_Stated task_
Retype the data below without altering anything.

---

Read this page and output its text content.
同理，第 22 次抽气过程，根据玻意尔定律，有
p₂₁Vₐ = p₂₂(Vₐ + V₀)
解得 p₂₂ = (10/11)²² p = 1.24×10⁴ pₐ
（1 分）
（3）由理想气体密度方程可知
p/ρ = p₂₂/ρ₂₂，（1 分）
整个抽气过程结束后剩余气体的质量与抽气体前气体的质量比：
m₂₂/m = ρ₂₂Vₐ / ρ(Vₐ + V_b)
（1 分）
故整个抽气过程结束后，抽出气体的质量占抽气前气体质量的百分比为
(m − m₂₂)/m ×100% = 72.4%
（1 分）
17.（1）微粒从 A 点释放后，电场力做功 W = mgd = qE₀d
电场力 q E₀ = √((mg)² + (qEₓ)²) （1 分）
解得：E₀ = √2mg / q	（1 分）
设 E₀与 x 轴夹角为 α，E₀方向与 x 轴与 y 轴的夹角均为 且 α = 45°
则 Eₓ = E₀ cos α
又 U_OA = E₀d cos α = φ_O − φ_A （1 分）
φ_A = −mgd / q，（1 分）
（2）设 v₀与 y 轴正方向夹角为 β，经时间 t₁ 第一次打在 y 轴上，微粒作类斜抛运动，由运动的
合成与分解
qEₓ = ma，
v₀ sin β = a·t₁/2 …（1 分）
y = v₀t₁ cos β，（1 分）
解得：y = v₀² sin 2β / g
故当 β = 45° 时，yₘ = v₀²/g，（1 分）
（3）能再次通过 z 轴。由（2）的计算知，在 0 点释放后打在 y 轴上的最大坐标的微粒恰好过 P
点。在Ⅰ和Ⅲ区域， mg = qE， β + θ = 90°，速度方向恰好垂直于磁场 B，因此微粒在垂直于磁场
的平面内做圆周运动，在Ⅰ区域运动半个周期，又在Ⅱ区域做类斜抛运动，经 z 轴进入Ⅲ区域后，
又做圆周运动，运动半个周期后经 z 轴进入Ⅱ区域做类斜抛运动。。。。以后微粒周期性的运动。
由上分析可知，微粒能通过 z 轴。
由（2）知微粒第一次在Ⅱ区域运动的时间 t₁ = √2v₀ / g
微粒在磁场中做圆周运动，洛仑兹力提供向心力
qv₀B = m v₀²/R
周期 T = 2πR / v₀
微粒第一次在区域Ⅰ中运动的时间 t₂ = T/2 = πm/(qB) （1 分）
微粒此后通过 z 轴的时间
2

---

_Answer below_
Read this page and output its text content.
同理，第 22 次抽气过程，根据玻意尔定律，有
p₂₁Vₐ = p₂₂(Vₐ + V₀)
解得 p₂₂ = (10/11)²² p = 1.24×10⁴ pₐ
（1 分）
（3）由理想气体密度方程可知
p/ρ = p₂₂/ρ₂₂，（1 分）
整个抽气过程结束后剩余气体的质量与抽气体前气体的质量比：
m₂₂/m = ρ₂₂Vₐ / ρ(Vₐ + V_b)
（1 分）
故整个抽气过程结束后，抽出气体的质量占抽气前气体质量的百分比为
(m − m₂₂)/m ×100% = 72.4%
（1 分）
17.（1）微粒从 A 点释放后，电场力做功 W = mgd = qE₀d
电场力 q E₀ = √((mg)² + (qEₓ)²) （1 分）
解得：E₀ = √2mg / q	（1 分）
设 E₀与 x 轴夹角为 α，E₀方向与 x 轴与 y 轴的夹角均为 且 α = 45°
则 Eₓ = E₀ cos α
又 U_OA = E₀d cos α = φ_O − φ_A （1 分）
φ_A = −mgd / q，（1 分）
（2）设 v₀与 y 轴正方向夹角为 β，经时间 t₁ 第一次打在 y 轴上，微粒作类斜抛运动，由运动的
合成与分解
qEₓ = ma，
v₀ sin β = a·t₁/2 …（1 分）
y = v₀t₁ cos β，（1 分）
解得：y = v₀² sin 2β / g
故当 β = 45° 时，yₘ = v₀²/g，（1 分）
（3）能再次通过 z 轴。由（2）的计算知，在 0 点释放后打在 y 轴上的最大坐标的微粒恰好过 P
点。在Ⅰ和Ⅲ区域， mg = qE， β + θ = 90°，速度方向恰好垂直于磁场 B，因此微粒在垂直于磁场
的平面内做圆周运动，在Ⅰ区域运动半个周期，又在Ⅱ区域做类斜抛运动，经 z 轴进入Ⅲ区域后，
又做圆周运动，运动半个周期后经 z 轴进入Ⅱ区域做类斜抛运动。。。。以后微粒周期性的运动。
由上分析可知，微粒能通过 z 轴。
由（2）知微粒第一次在Ⅱ区域运动的时间 t₁ = √2v₀ / g
微粒在磁场中做圆周运动，洛仑兹力提供向心力
qv₀B = m v₀²/R
周期 T = 2πR / v₀
微粒第一次在区域Ⅰ中运动的时间 t₂ = T/2 = πm/(qB) （1 分）
微粒此后通过 z 轴的时间
2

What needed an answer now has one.